━━━━━ GIVEN ENTRIES ━━━━━

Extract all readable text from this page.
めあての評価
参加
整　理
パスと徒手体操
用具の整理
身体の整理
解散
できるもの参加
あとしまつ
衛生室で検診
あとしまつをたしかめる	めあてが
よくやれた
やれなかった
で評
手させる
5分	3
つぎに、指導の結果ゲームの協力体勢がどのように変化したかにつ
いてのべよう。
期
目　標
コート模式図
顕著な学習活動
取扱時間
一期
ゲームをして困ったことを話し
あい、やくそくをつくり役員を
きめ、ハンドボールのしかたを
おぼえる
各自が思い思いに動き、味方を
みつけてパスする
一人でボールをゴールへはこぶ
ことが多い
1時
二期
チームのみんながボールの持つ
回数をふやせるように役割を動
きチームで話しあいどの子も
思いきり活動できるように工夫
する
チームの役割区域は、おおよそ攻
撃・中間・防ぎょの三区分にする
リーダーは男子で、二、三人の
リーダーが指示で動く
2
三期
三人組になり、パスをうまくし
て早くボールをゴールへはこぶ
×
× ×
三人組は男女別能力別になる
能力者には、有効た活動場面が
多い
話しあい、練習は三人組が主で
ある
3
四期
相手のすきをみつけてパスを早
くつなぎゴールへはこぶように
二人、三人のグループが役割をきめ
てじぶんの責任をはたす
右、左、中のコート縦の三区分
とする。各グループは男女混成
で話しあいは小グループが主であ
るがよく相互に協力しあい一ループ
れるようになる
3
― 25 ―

━━━━━
━━━━━ GIVEN ENTRIES ━━━━━

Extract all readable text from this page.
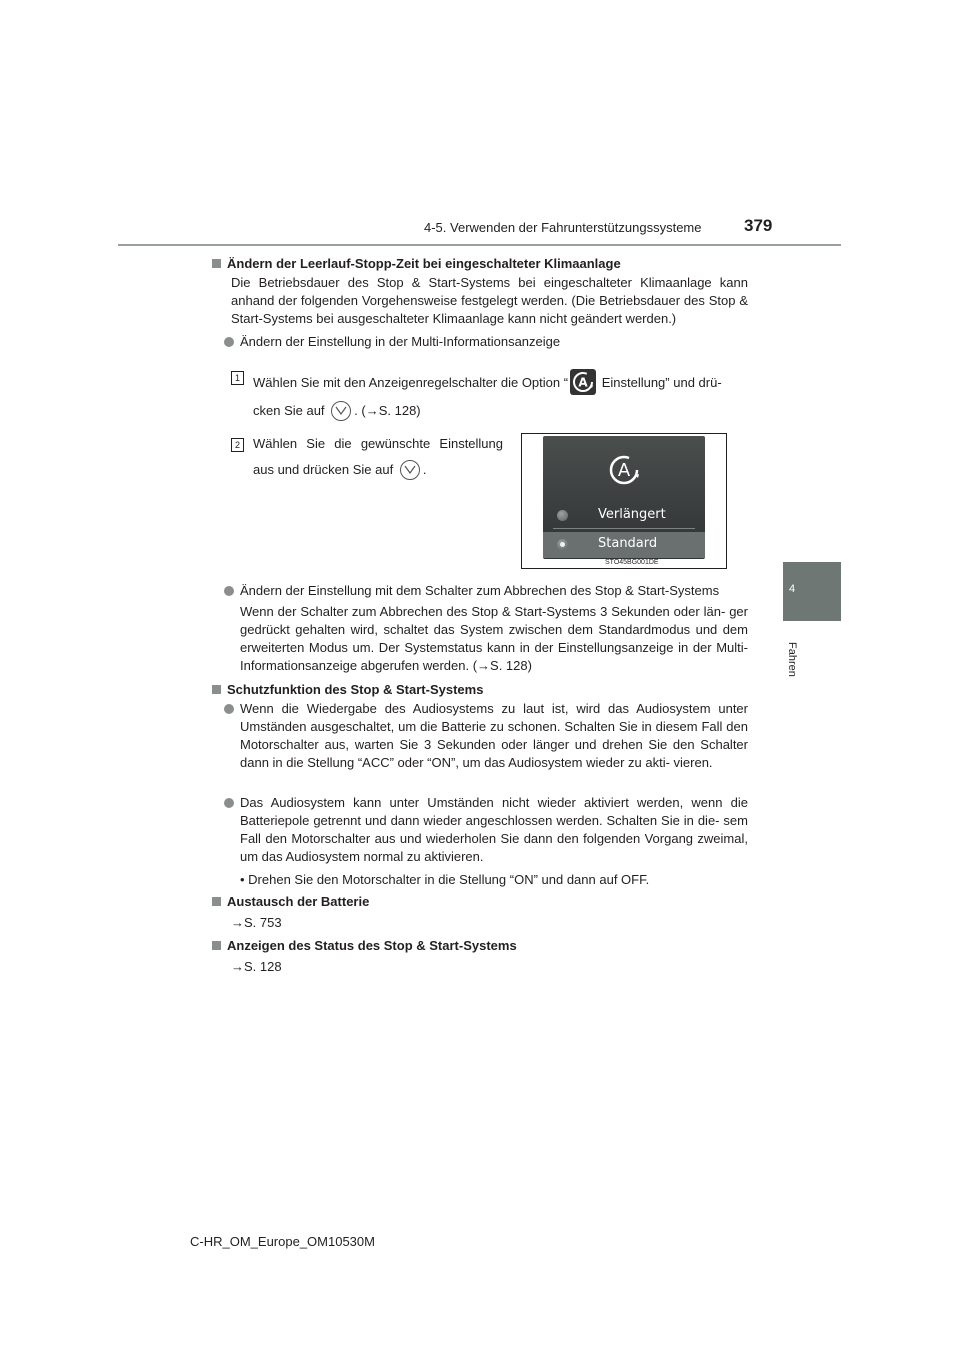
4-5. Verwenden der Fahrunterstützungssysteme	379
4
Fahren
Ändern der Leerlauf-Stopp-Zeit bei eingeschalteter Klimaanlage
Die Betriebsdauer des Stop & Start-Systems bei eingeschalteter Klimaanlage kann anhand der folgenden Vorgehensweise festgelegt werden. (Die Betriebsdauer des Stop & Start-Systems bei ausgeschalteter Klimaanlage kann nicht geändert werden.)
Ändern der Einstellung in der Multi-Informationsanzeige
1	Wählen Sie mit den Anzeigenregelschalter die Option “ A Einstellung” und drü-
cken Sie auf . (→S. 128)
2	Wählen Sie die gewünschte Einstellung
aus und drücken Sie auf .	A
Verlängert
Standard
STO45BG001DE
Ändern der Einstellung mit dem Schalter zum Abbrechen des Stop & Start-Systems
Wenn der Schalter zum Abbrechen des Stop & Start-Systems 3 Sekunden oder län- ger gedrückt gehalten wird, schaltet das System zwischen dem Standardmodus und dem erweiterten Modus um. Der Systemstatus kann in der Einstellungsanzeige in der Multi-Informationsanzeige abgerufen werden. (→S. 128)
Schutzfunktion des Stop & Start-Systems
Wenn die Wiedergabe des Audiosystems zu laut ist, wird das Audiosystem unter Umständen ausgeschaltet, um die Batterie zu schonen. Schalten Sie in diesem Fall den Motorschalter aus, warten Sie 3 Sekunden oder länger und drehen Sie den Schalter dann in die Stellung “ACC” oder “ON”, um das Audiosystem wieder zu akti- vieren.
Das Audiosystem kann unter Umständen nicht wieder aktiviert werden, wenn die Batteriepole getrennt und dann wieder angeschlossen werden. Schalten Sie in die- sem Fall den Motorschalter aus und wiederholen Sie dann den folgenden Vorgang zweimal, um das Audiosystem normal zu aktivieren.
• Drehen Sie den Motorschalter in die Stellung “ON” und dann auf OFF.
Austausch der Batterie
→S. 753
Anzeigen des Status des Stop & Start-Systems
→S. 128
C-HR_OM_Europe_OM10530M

━━━━━

▶ _WORK TO DO_: Using the listing above, locate the lines that hold "Sekunden" and copy each one.

▶ _EXERCISE RESULT_:
Wenn der Schalter zum Abbrechen des Stop & Start-Systems 3 Sekunden oder län- ger gedrückt gehalten wird, schaltet das System zwischen dem Standardmodus und dem erweiterten Modus um. Der Systemstatus kann in der Einstellungsanzeige in der Multi-Informationsanzeige abgerufen werden. (→S. 128)
Wenn die Wiedergabe des Audiosystems zu laut ist, wird das Audiosystem unter Umständen ausgeschaltet, um die Batterie zu schonen. Schalten Sie in diesem Fall den Motorschalter aus, warten Sie 3 Sekunden oder länger und drehen Sie den Schalter dann in die Stellung “ACC” oder “ON”, um das Audiosystem wieder zu akti- vieren.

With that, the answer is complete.